Data for processing –
###

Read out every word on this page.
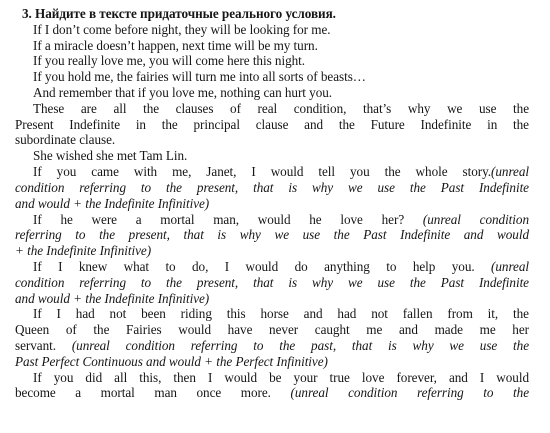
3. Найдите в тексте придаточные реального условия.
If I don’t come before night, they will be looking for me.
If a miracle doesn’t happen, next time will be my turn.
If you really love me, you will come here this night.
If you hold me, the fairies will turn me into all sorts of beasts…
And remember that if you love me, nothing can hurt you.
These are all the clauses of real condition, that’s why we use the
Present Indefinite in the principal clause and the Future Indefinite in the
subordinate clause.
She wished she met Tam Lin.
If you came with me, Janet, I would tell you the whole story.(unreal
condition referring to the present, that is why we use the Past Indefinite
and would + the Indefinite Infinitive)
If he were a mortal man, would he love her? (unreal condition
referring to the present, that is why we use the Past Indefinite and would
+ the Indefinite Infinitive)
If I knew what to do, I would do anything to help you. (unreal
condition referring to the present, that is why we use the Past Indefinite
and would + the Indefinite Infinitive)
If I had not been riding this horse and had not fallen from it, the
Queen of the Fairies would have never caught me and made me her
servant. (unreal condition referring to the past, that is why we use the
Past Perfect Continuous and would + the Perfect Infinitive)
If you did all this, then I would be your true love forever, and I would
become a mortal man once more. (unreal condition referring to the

###

Exercise –
Scan the material above. Copy each line where "Infinitive" occurs.

Exercise solution –
and would + the Indefinite Infinitive)
+ the Indefinite Infinitive)
and would + the Indefinite Infinitive)
Past Perfect Continuous and would + the Perfect Infinitive)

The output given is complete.